## THE PROBLEM:
Among the lines below, list those containing the string "JSON".

## DATA RECORDS:
^^^^

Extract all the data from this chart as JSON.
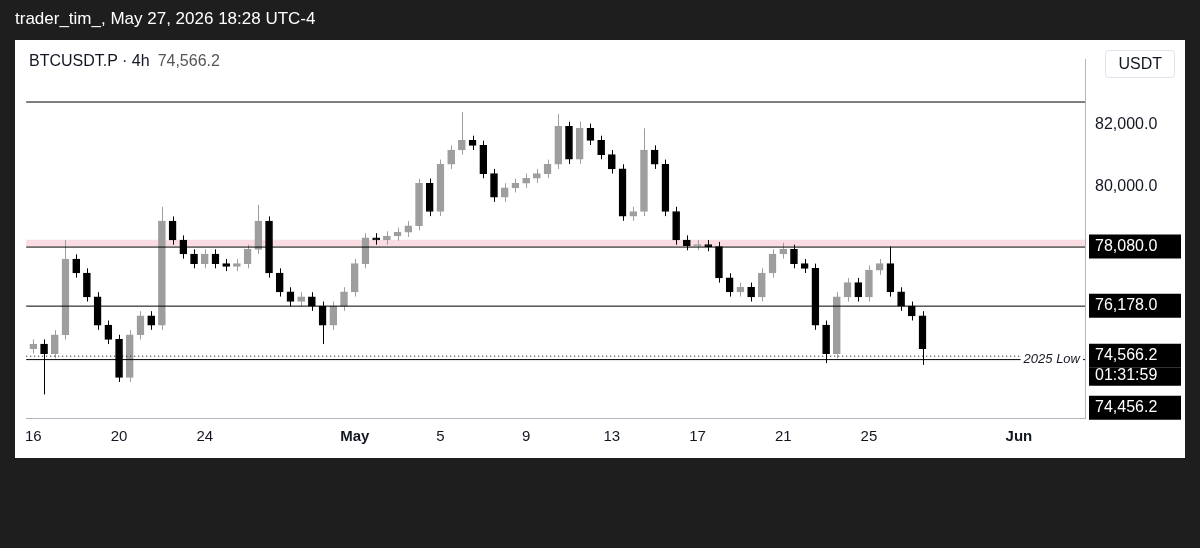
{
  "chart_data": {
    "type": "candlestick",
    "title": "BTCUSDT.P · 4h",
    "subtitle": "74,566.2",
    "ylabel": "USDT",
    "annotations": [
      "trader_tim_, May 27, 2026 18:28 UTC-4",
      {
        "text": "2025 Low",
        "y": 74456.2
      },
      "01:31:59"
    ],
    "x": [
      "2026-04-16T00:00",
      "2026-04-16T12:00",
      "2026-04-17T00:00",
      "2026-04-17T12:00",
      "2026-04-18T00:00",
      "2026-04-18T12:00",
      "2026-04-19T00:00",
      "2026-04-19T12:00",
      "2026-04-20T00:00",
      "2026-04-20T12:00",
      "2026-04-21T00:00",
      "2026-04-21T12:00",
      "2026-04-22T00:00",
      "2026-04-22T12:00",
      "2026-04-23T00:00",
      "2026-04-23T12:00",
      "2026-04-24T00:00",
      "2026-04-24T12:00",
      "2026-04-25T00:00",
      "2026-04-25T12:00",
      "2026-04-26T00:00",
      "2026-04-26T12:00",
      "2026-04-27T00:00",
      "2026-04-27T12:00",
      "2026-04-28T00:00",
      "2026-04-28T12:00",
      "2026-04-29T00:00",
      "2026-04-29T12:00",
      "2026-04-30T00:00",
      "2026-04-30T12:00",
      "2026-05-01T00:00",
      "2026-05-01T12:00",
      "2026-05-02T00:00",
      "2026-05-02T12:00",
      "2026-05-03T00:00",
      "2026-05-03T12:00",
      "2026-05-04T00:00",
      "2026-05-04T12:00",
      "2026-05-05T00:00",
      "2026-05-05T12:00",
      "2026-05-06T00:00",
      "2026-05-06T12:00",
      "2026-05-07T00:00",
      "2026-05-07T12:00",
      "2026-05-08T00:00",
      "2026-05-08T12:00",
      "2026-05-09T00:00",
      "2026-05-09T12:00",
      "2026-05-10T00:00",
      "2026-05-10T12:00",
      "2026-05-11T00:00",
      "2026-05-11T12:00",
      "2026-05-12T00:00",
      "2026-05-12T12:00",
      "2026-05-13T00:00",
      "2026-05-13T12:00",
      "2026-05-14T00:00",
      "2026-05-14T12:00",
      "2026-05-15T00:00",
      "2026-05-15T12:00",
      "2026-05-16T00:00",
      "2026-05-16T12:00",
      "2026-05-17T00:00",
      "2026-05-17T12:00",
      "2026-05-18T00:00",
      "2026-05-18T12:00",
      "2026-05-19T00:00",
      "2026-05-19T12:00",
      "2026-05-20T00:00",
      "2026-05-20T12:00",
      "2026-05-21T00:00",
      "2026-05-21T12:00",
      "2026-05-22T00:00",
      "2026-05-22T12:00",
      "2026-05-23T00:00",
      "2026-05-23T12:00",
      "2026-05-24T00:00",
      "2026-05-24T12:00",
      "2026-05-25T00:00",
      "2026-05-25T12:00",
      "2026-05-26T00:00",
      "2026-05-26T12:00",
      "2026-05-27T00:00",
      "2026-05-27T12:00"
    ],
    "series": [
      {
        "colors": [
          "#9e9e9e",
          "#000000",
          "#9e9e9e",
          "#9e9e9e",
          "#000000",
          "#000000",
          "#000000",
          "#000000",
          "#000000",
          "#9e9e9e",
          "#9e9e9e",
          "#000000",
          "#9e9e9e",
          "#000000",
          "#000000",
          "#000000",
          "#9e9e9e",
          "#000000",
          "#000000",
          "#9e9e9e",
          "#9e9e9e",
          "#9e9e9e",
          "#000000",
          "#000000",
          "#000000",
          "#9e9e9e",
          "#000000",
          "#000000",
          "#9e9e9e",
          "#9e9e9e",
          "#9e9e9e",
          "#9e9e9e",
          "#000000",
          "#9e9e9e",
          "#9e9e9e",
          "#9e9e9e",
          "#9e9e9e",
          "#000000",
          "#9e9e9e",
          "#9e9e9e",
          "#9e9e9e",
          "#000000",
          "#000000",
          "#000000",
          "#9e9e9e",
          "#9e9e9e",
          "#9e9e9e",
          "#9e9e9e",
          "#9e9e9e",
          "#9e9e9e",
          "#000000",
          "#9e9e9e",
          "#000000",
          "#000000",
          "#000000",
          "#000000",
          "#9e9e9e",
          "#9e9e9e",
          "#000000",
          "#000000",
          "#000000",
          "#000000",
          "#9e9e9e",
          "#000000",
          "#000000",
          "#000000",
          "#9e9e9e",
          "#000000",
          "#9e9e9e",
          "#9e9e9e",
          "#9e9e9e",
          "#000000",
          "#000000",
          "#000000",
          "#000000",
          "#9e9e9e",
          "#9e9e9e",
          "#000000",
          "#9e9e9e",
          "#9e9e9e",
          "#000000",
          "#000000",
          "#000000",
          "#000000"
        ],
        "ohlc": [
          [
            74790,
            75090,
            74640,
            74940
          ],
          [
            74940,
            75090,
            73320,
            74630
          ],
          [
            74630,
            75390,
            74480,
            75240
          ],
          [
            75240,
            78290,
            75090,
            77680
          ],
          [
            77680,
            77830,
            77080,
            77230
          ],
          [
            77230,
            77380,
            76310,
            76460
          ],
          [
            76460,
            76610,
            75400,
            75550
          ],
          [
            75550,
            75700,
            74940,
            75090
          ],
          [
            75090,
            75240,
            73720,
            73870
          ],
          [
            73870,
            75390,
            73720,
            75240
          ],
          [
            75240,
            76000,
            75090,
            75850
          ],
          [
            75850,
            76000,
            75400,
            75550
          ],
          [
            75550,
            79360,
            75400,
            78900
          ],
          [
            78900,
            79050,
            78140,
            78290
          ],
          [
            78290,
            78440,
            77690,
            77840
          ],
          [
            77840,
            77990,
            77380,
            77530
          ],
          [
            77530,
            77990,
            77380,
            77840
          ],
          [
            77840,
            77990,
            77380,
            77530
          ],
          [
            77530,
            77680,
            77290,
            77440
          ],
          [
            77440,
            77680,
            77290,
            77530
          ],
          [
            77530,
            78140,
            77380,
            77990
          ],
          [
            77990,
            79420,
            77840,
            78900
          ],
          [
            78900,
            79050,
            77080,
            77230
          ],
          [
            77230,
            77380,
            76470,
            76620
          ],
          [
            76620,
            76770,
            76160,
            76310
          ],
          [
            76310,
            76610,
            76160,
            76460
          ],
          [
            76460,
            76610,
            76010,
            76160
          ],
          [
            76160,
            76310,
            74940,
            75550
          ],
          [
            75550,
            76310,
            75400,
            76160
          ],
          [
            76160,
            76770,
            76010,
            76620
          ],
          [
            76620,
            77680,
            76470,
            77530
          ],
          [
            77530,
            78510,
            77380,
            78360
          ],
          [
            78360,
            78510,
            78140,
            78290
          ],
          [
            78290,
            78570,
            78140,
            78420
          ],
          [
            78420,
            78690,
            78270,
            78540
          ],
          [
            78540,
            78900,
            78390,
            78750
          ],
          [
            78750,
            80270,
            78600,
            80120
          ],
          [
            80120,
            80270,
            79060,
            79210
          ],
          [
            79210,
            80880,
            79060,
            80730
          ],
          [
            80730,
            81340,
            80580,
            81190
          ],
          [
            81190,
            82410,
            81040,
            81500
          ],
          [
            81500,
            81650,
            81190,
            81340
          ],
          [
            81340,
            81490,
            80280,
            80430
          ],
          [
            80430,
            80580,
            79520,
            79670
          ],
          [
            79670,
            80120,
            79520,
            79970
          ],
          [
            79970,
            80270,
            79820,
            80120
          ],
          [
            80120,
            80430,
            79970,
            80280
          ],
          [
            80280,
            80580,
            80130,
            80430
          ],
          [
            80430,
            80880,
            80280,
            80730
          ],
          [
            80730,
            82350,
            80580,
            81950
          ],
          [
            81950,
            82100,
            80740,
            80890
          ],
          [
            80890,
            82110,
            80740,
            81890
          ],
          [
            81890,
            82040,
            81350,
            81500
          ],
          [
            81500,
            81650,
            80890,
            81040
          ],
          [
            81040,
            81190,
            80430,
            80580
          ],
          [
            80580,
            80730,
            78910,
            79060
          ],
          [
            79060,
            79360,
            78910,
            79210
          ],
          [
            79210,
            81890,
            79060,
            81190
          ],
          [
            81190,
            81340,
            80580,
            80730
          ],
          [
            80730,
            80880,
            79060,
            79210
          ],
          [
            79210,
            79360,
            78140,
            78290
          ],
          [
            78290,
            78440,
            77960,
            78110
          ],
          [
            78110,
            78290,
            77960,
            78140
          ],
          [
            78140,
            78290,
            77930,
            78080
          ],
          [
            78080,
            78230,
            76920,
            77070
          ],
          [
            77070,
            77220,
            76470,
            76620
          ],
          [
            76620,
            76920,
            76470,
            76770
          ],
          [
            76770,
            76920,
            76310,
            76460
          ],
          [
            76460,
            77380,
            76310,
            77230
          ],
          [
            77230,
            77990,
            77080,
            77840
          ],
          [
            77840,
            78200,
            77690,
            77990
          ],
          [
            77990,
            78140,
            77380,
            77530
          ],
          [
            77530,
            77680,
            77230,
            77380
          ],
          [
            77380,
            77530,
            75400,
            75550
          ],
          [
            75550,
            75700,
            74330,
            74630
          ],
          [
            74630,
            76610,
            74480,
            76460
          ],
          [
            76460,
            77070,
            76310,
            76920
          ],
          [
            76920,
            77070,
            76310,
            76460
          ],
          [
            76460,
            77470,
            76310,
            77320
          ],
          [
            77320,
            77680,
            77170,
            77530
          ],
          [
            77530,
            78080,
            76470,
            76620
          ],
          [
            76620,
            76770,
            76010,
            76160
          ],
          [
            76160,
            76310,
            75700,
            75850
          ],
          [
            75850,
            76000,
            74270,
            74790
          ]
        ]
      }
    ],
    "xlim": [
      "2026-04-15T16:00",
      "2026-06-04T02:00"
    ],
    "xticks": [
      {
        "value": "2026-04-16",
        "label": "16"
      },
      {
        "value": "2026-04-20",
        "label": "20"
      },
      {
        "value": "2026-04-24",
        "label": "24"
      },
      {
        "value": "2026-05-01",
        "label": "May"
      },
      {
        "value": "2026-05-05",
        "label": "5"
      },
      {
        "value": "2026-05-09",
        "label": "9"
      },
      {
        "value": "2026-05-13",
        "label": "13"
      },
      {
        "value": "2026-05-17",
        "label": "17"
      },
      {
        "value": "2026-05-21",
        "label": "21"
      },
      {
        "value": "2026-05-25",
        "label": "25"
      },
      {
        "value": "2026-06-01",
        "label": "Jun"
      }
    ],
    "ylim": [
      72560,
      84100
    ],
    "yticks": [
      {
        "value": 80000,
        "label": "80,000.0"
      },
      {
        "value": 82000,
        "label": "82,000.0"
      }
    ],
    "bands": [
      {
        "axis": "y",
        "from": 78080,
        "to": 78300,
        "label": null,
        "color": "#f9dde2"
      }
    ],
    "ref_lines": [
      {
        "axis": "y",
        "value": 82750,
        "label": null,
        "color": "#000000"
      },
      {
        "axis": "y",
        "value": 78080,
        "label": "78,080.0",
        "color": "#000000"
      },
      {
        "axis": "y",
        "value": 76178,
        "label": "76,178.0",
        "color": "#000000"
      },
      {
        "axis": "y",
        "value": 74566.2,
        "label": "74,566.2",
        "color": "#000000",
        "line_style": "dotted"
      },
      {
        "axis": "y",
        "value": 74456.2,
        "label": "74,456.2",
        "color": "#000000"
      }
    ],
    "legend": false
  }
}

^^^^

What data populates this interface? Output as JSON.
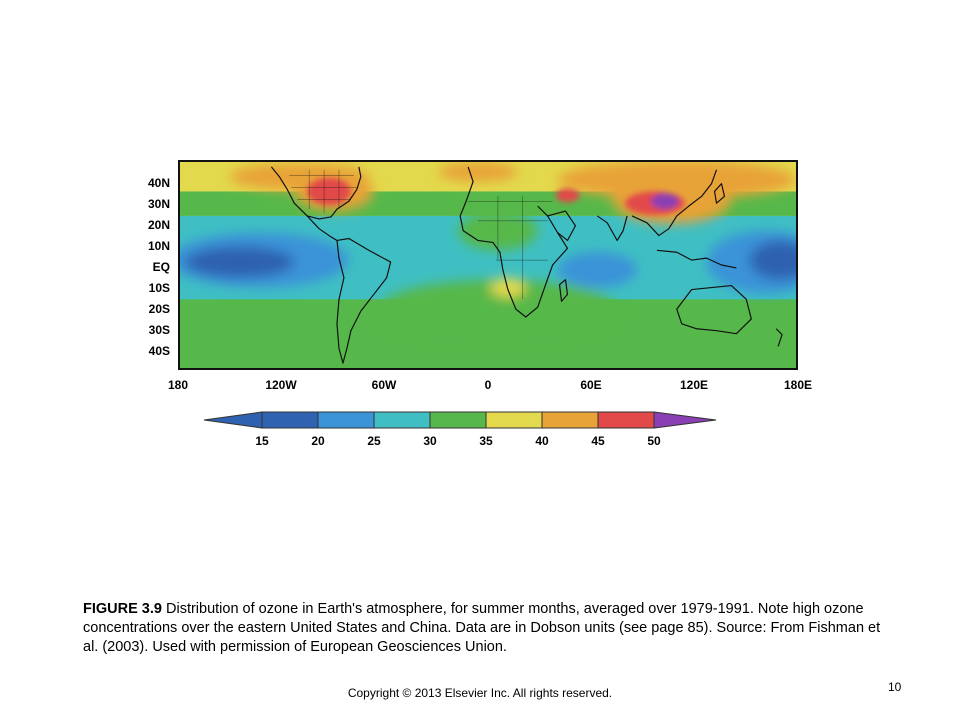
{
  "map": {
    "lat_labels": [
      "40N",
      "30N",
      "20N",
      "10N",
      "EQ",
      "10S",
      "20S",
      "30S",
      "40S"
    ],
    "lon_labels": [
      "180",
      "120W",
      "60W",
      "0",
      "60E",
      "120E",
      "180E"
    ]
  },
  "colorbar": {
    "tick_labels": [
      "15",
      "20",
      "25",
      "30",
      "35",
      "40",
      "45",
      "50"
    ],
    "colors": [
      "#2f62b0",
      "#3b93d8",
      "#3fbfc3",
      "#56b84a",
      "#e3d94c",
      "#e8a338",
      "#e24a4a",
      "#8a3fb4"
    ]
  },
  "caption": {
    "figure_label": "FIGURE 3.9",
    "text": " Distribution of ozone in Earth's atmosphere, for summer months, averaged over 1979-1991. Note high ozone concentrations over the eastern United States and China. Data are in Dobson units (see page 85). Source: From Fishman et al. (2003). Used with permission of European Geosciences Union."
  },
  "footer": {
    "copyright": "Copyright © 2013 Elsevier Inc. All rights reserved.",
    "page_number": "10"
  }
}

^^^^

## WRITTEN SOLUTION:
Extract all the data from this chart as JSON.
What data populates this interface? Output as JSON.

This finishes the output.